Exercise objective: Without omitting anything, return the records precisely as given.

----------

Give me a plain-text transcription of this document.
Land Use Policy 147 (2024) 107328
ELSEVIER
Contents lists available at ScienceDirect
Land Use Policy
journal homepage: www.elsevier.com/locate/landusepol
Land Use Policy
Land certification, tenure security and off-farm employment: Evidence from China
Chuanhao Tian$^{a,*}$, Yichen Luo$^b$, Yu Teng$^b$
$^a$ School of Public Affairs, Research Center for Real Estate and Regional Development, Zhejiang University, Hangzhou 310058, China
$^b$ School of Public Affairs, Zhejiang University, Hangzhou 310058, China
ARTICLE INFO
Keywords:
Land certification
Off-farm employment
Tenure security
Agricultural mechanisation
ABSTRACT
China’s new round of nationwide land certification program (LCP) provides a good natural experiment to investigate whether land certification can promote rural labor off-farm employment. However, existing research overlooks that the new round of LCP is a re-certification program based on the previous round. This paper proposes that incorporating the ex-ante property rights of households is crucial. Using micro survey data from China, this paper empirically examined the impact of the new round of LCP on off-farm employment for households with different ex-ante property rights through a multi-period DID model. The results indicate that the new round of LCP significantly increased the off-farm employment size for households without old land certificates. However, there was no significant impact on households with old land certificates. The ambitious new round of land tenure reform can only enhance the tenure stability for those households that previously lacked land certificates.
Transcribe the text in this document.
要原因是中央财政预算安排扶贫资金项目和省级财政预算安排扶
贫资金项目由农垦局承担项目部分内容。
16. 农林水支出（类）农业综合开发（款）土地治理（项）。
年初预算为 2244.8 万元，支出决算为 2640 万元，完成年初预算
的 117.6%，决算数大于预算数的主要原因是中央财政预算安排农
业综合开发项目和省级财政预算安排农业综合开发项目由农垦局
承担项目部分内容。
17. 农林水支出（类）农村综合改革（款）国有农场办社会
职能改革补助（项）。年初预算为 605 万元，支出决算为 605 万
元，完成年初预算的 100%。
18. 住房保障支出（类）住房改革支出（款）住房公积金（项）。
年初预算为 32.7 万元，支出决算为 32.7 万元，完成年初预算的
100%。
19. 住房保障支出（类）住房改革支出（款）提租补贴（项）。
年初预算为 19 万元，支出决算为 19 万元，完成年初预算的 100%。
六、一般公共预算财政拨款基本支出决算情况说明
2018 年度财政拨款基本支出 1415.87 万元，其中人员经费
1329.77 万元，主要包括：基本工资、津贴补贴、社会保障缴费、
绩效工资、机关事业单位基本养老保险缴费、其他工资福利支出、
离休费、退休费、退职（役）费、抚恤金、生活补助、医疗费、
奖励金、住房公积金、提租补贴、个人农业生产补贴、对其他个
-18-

----------

Full response:
Give me a plain-text transcription of this document.
Land Use Policy 147 (2024) 107328
ELSEVIER
Contents lists available at ScienceDirect
Land Use Policy
journal homepage: www.elsevier.com/locate/landusepol
Land Use Policy
Land certification, tenure security and off-farm employment: Evidence from China
Chuanhao Tian$^{a,*}$, Yichen Luo$^b$, Yu Teng$^b$
$^a$ School of Public Affairs, Research Center for Real Estate and Regional Development, Zhejiang University, Hangzhou 310058, China
$^b$ School of Public Affairs, Zhejiang University, Hangzhou 310058, China
ARTICLE INFO
Keywords:
Land certification
Off-farm employment
Tenure security
Agricultural mechanisation
ABSTRACT
China’s new round of nationwide land certification program (LCP) provides a good natural experiment to investigate whether land certification can promote rural labor off-farm employment. However, existing research overlooks that the new round of LCP is a re-certification program based on the previous round. This paper proposes that incorporating the ex-ante property rights of households is crucial. Using micro survey data from China, this paper empirically examined the impact of the new round of LCP on off-farm employment for households with different ex-ante property rights through a multi-period DID model. The results indicate that the new round of LCP significantly increased the off-farm employment size for households without old land certificates. However, there was no significant impact on households with old land certificates. The ambitious new round of land tenure reform can only enhance the tenure stability for those households that previously lacked land certificates.
Transcribe the text in this document.
要原因是中央财政预算安排扶贫资金项目和省级财政预算安排扶
贫资金项目由农垦局承担项目部分内容。
16. 农林水支出（类）农业综合开发（款）土地治理（项）。
年初预算为 2244.8 万元，支出决算为 2640 万元，完成年初预算
的 117.6%，决算数大于预算数的主要原因是中央财政预算安排农
业综合开发项目和省级财政预算安排农业综合开发项目由农垦局
承担项目部分内容。
17. 农林水支出（类）农村综合改革（款）国有农场办社会
职能改革补助（项）。年初预算为 605 万元，支出决算为 605 万
元，完成年初预算的 100%。
18. 住房保障支出（类）住房改革支出（款）住房公积金（项）。
年初预算为 32.7 万元，支出决算为 32.7 万元，完成年初预算的
100%。
19. 住房保障支出（类）住房改革支出（款）提租补贴（项）。
年初预算为 19 万元，支出决算为 19 万元，完成年初预算的 100%。
六、一般公共预算财政拨款基本支出决算情况说明
2018 年度财政拨款基本支出 1415.87 万元，其中人员经费
1329.77 万元，主要包括：基本工资、津贴补贴、社会保障缴费、
绩效工资、机关事业单位基本养老保险缴费、其他工资福利支出、
离休费、退休费、退职（役）费、抚恤金、生活补助、医疗费、
奖励金、住房公积金、提租补贴、个人农业生产补贴、对其他个
-18-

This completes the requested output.